Collection entries:
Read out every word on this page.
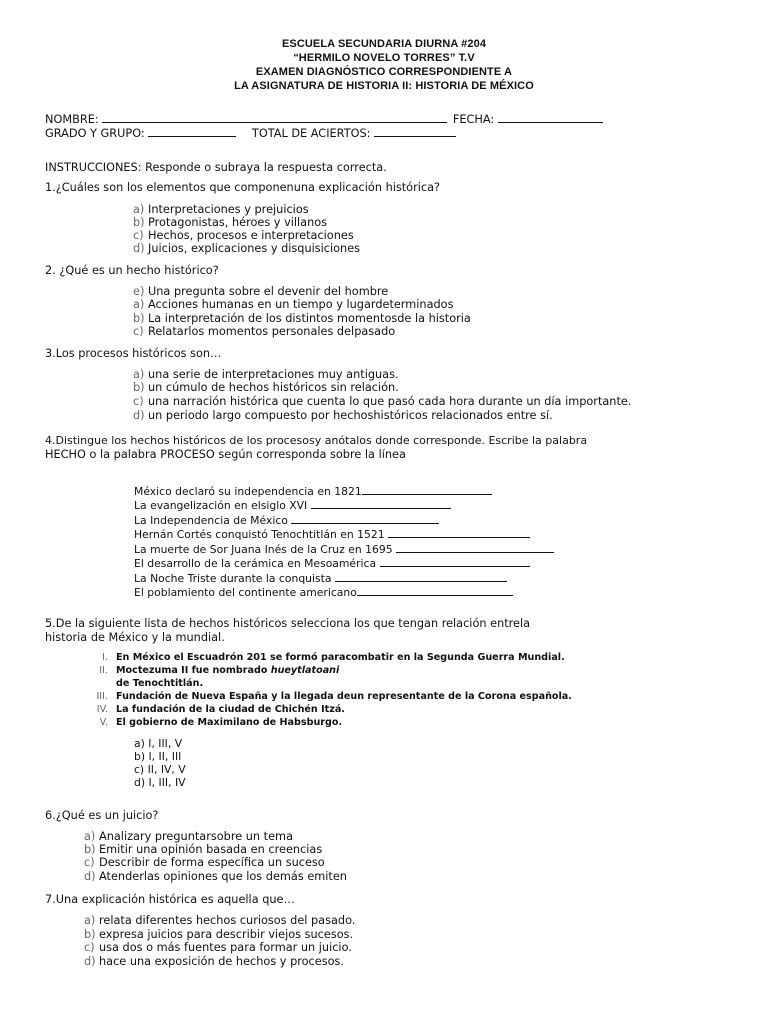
ESCUELA SECUNDARIA DIURNA #204
“HERMILO NOVELO TORRES” T.V
EXAMEN DIAGNÓSTICO CORRESPONDIENTE A
LA ASIGNATURA DE HISTORIA II: HISTORIA DE MÉXICO
NOMBRE:	FECHA:
GRADO Y GRUPO:	TOTAL DE ACIERTOS:
INSTRUCCIONES: Responde o subraya la respuesta correcta.
1.¿Cuáles son los elementos que componenuna explicación histórica?
a) Interpretaciones y prejuicios
b) Protagonistas, héroes y villanos
c) Hechos, procesos e interpretaciones
d) Juicios, explicaciones y disquisiciones
2. ¿Qué es un hecho histórico?
e) Una pregunta sobre el devenir del hombre
a) Acciones humanas en un tiempo y lugardeterminados
b) La interpretación de los distintos momentosde la historia
c) Relatarlos momentos personales delpasado
3.Los procesos históricos son…
a) una serie de interpretaciones muy antiguas.
b) un cúmulo de hechos históricos sin relación.
c) una narración histórica que cuenta lo que pasó cada hora durante un día importante.
d) un periodo largo compuesto por hechoshistóricos relacionados entre sí.
4.Distingue los hechos históricos de los procesosy anótalos donde corresponde. Escribe la palabra
HECHO o la palabra PROCESO según corresponda sobre la línea
México declaró su independencia en 1821
La evangelización en elsiglo XVI
La Independencia de México
Hernán Cortés conquistó Tenochtitlán en 1521
La muerte de Sor Juana Inés de la Cruz en 1695
El desarrollo de la cerámica en Mesoamérica
La Noche Triste durante la conquista
El poblamiento del continente americano
5.De la siguiente lista de hechos históricos selecciona los que tengan relación entrela
historia de México y la mundial.
I. En México el Escuadrón 201 se formó paracombatir en la Segunda Guerra Mundial.
II. Moctezuma II fue nombrado hueytlatoani
de Tenochtitlán.
III. Fundación de Nueva España y la llegada deun representante de la Corona española.
IV. La fundación de la ciudad de Chichén Itzá.
V. El gobierno de Maximilano de Habsburgo.
a) I, III, V
b) I, II, III
c) II, IV, V
d) I, III, IV
6.¿Qué es un juicio?
a) Analizary preguntarsobre un tema
b) Emitir una opinión basada en creencias
c) Describir de forma específica un suceso
d) Atenderlas opiniones que los demás emiten
7.Una explicación histórica es aquella que…
a) relata diferentes hechos curiosos del pasado.
b) expresa juicios para describir viejos sucesos.
c) usa dos o más fuentes para formar un juicio.
d) hace una exposición de hechos y procesos.
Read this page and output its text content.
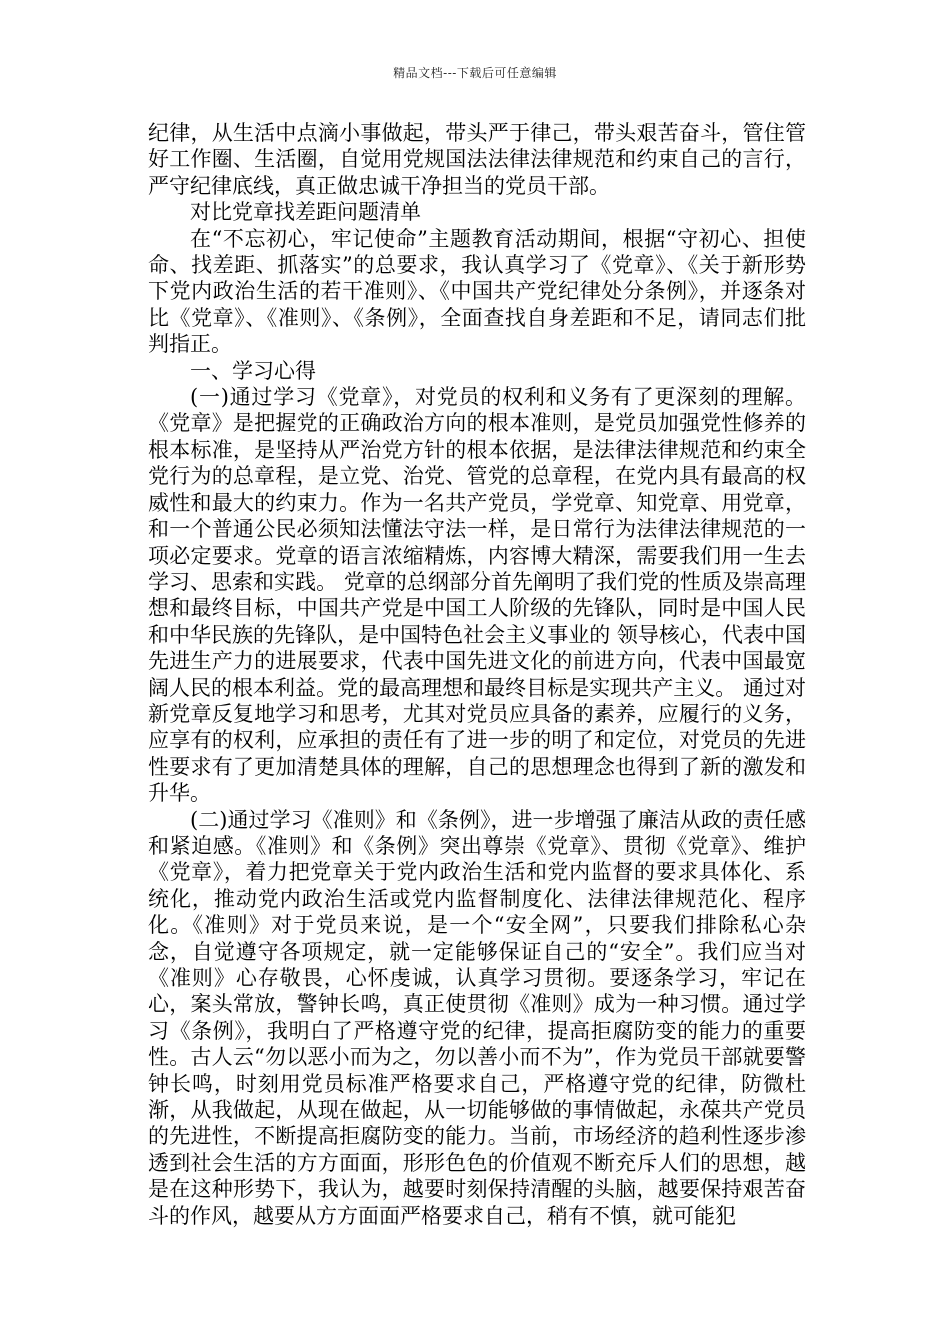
精品文档---下载后可任意编辑

纪律，从生活中点滴小事做起，带头严于律己，带头艰苦奋斗，管住管好工作圈、生活圈，自觉用党规国法法律法律规范和约束自己的言行，严守纪律底线，真正做忠诚干净担当的党员干部。

对比党章找差距问题清单

在“不忘初心，牢记使命”主题教育活动期间，根据“守初心、担使命、找差距、抓落实”的总要求，我认真学习了《党章》、《关于新形势下党内政治生活的若干准则》、《中国共产党纪律处分条例》，并逐条对比《党章》、《准则》、《条例》，全面查找自身差距和不足，请同志们批判指正。

一、学习心得

(一)通过学习《党章》，对党员的权利和义务有了更深刻的理解。《党章》是把握党的正确政治方向的根本准则，是党员加强党性修养的根本标准，是坚持从严治党方针的根本依据，是法律法律规范和约束全党行为的总章程，是立党、治党、管党的总章程，在党内具有最高的权威性和最大的约束力。作为一名共产党员，学党章、知党章、用党章，和一个普通公民必须知法懂法守法一样，是日常行为法律法律规范的一项必定要求。党章的语言浓缩精炼，内容博大精深，需要我们用一生去学习、思索和实践。 党章的总纲部分首先阐明了我们党的性质及崇高理想和最终目标，中国共产党是中国工人阶级的先锋队，同时是中国人民和中华民族的先锋队，是中国特色社会主义事业的 领导核心，代表中国先进生产力的进展要求，代表中国先进文化的前进方向，代表中国最宽阔人民的根本利益。党的最高理想和最终目标是实现共产主义。 通过对新党章反复地学习和思考，尤其对党员应具备的素养，应履行的义务，应享有的权利，应承担的责任有了进一步的明了和定位，对党员的先进性要求有了更加清楚具体的理解，自己的思想理念也得到了新的激发和升华。

(二)通过学习《准则》和《条例》，进一步增强了廉洁从政的责任感和紧迫感。《准则》和《条例》突出尊崇《党章》、贯彻《党章》、维护《党章》，着力把党章关于党内政治生活和党内监督的要求具体化、系统化，推动党内政治生活或党内监督制度化、法律法律规范化、程序化。《准则》对于党员来说，是一个“安全网”，只要我们排除私心杂念，自觉遵守各项规定，就一定能够保证自己的“安全”。我们应当对《准则》心存敬畏，心怀虔诚，认真学习贯彻。要逐条学习，牢记在心，案头常放，警钟长鸣，真正使贯彻《准则》成为一种习惯。通过学习《条例》，我明白了严格遵守党的纪律，提高拒腐防变的能力的重要性。古人云“勿以恶小而为之，勿以善小而不为”，作为党员干部就要警钟长鸣，时刻用党员标准严格要求自己，严格遵守党的纪律，防微杜渐，从我做起，从现在做起，从一切能够做的事情做起，永葆共产党员的先进性，不断提高拒腐防变的能力。当前，市场经济的趋利性逐步渗透到社会生活的方方面面，形形色色的价值观不断充斥人们的思想，越是在这种形势下，我认为，越要时刻保持清醒的头脑，越要保持艰苦奋斗的作风，越要从方方面面严格要求自己，稍有不慎，就可能犯
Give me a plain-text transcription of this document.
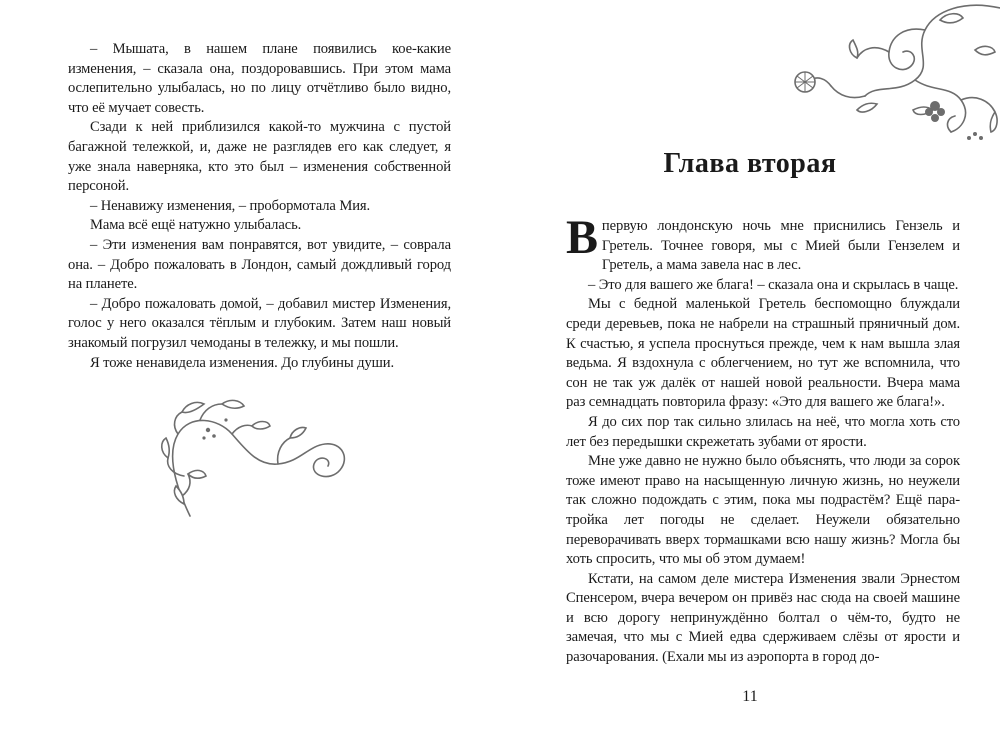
– Мышата, в нашем плане появились кое-какие изменения, – сказала она, поздоровавшись. При этом мама ослепительно улыбалась, но по лицу отчётливо было видно, что её мучает совесть.

Сзади к ней приблизился какой-то мужчина с пустой багажной тележкой, и, даже не разглядев его как следует, я уже знала наверняка, кто это был – изменения собственной персоной.

– Ненавижу изменения, – пробормотала Мия.

Мама всё ещё натужно улыбалась.

– Эти изменения вам понравятся, вот увидите, – соврала она. – Добро пожаловать в Лондон, самый дождливый город на планете.

– Добро пожаловать домой, – добавил мистер Изменения, голос у него оказался тёплым и глубоким. Затем наш новый знакомый погрузил чемоданы в тележку, и мы пошли.

Я тоже ненавидела изменения. До глубины души.

Глава вторая

Впервую лондонскую ночь мне приснились Гензель и Гретель. Точнее говоря, мы с Мией были Гензелем и Гретель, а мама завела нас в лес.

– Это для вашего же блага! – сказала она и скрылась в чаще.

Мы с бедной маленькой Гретель беспомощно блуждали среди деревьев, пока не набрели на страшный пряничный дом. К счастью, я успела проснуться прежде, чем к нам вышла злая ведьма. Я вздохнула с облегчением, но тут же вспомнила, что сон не так уж далёк от нашей новой реальности. Вчера мама раз семнадцать повторила фразу: «Это для вашего же блага!».

Я до сих пор так сильно злилась на неё, что могла хоть сто лет без передышки скрежетать зубами от ярости.

Мне уже давно не нужно было объяснять, что люди за сорок тоже имеют право на насыщенную личную жизнь, но неужели так сложно подождать с этим, пока мы подрастём? Ещё пара-тройка лет погоды не сделает. Неужели обязательно переворачивать вверх тормашками всю нашу жизнь? Могла бы хоть спросить, что мы об этом думаем!

Кстати, на самом деле мистера Изменения звали Эрнестом Спенсером, вчера вечером он привёз нас сюда на своей машине и всю дорогу непринуждённо болтал о чём-то, будто не замечая, что мы с Мией едва сдерживаем слёзы от ярости и разочарования. (Ехали мы из аэропорта в город до-

11
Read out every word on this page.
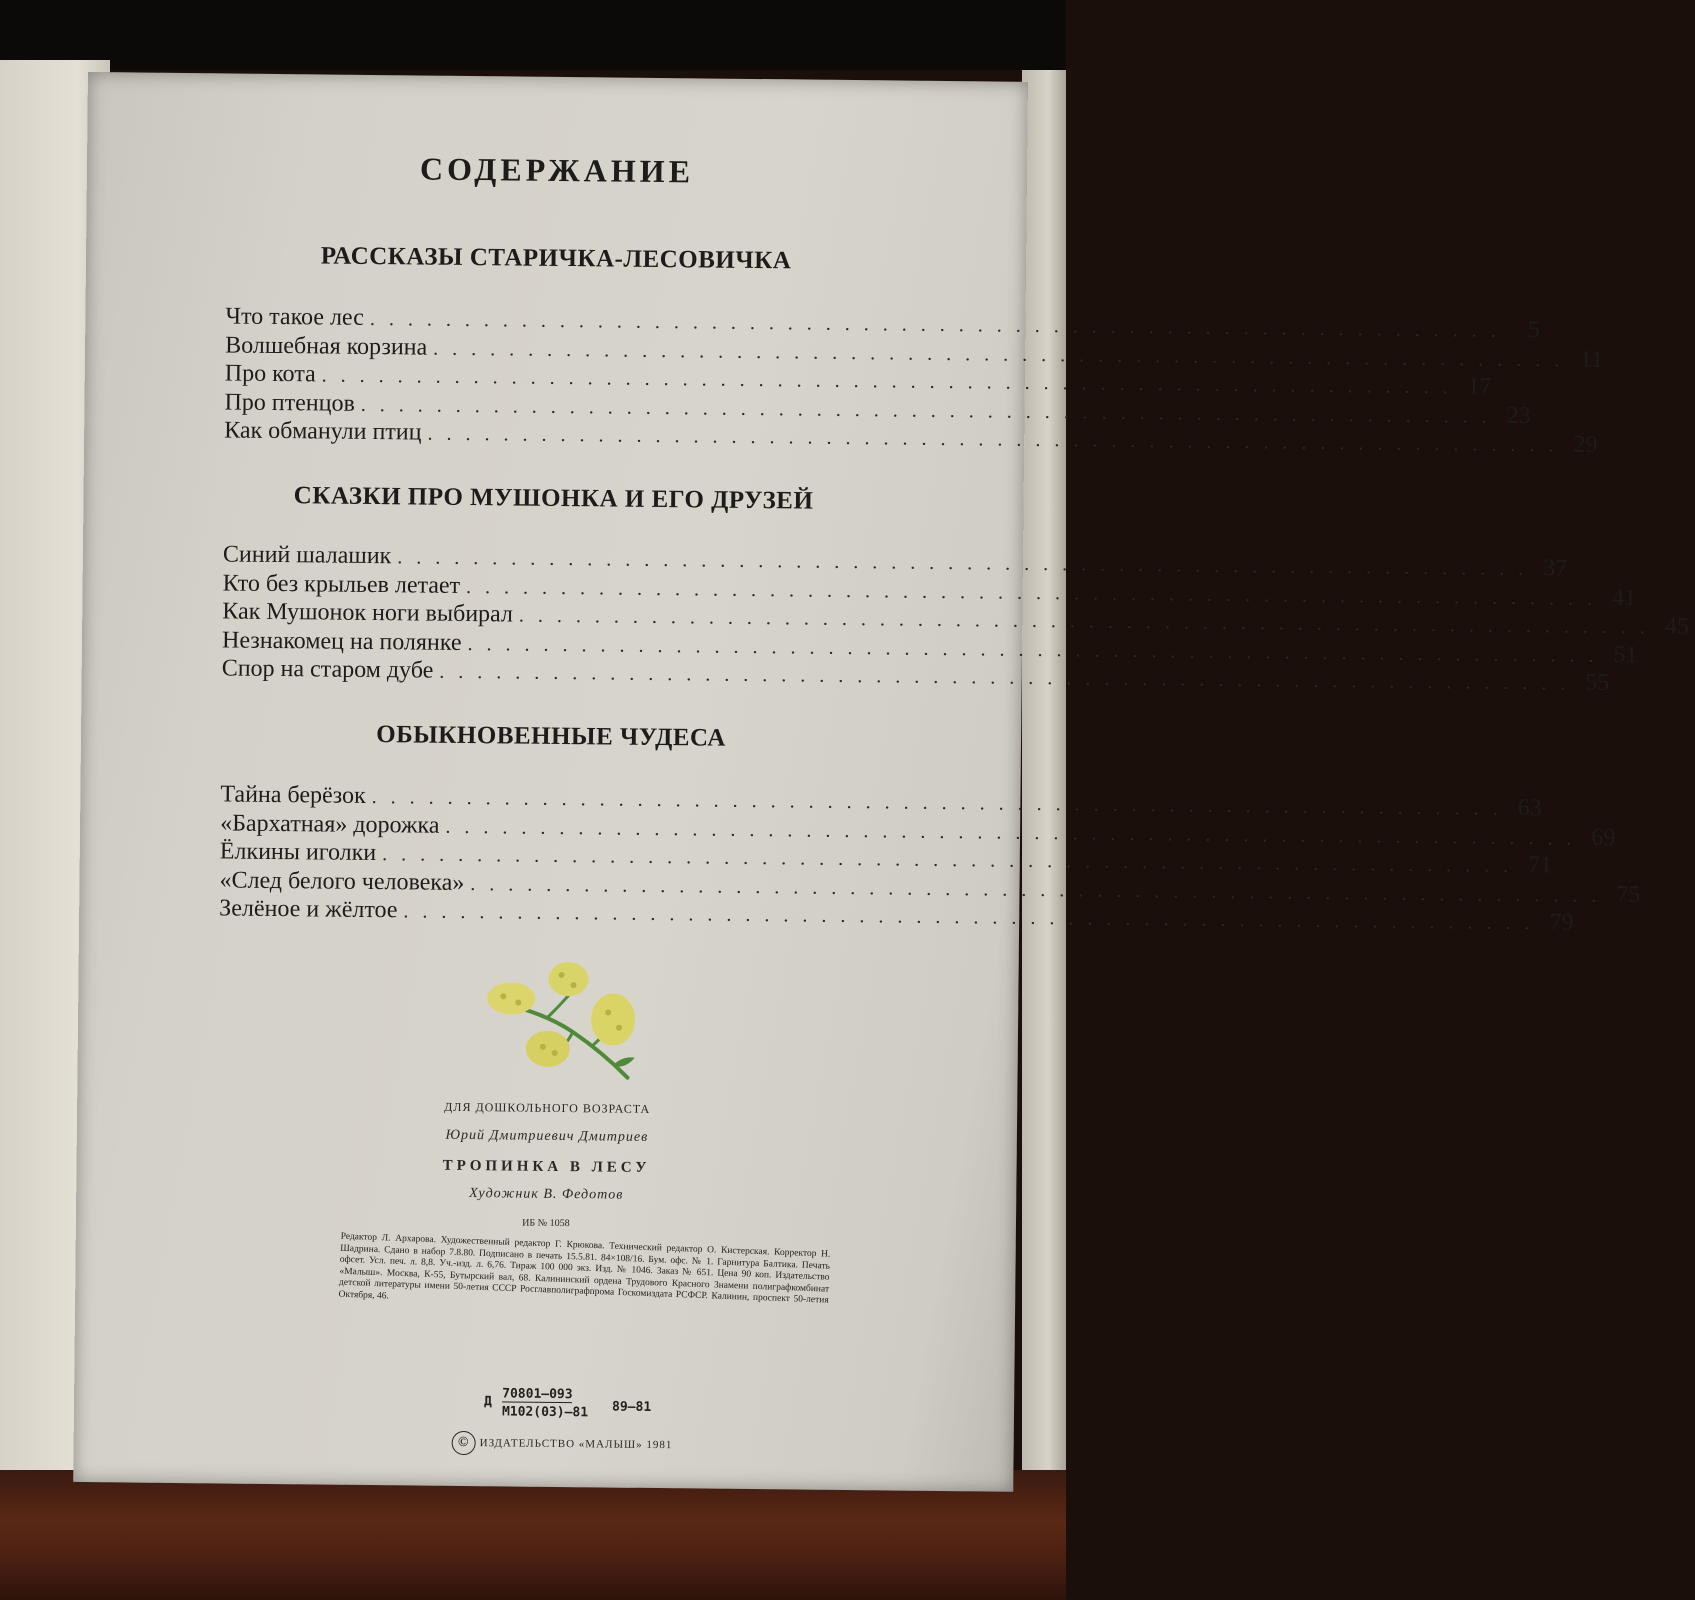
СОДЕРЖАНИЕ
РАССКАЗЫ СТАРИЧКА-ЛЕСОВИЧКА
СКАЗКИ ПРО МУШОНКА И ЕГО ДРУЗЕЙ
ОБЫКНОВЕННЫЕ ЧУДЕСА
Что такое лес ............................................................ 5
Волшебная корзина ............................................................ 11
Про кота ............................................................ 17
Про птенцов ............................................................ 23
Как обманули птиц ............................................................ 29
Синий шалашик ............................................................ 37
Кто без крыльев летает ............................................................ 41
Как Мушонок ноги выбирал ............................................................ 45
Незнакомец на полянке ............................................................ 51
Спор на старом дубе ............................................................ 55
Тайна берёзок ............................................................ 63
«Бархатная» дорожка ............................................................ 69
Ёлкины иголки ............................................................ 71
«След белого человека» ............................................................ 75
Зелёное и жёлтое ............................................................ 79
ДЛЯ ДОШКОЛЬНОГО ВОЗРАСТА
Юрий Дмитриевич Дмитриев
ТРОПИНКА В ЛЕСУ
Художник В. Федотов
ИБ № 1058
Редактор Л. Архарова. Художественный редактор Г. Крюкова. Технический редактор О. Кистерская. Корректор Н. Шадрина. Сдано в набор 7.8.80. Подписано в печать 15.5.81. 84×108/16. Бум. офс. № 1. Гарнитура Балтика. Печать офсет. Усл. печ. л. 8,8. Уч.-изд. л. 6,76. Тираж 100 000 экз. Изд. № 1046. Заказ № 651. Цена 90 коп. Издательство «Малыш». Москва, К-55, Бутырский вал, 68. Калининский ордена Трудового Красного Знамени полиграфкомбинат детской литературы имени 50-летия СССР Росглавполиграфпрома Госкомиздата РСФСР. Калинин, проспект 50-летия Октября, 46.
Д 70801—093
М102(03)—81 89—81
© ИЗДАТЕЛЬСТВО «МАЛЫШ» 1981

STATED GOAL » Scan the listing above and copy all lines containing the word "Добро".

SOLUTION TO THIS EXERCISE »
– Эти изменения вам понравятся, вот увидите, – соврала она. – Добро пожаловать в Лондон, самый дождливый город на планете.
– Добро пожаловать домой, – добавил мистер Изменения, голос у него оказался тёплым и глубоким. Затем наш новый знакомый погрузил чемоданы в тележку, и мы пошли.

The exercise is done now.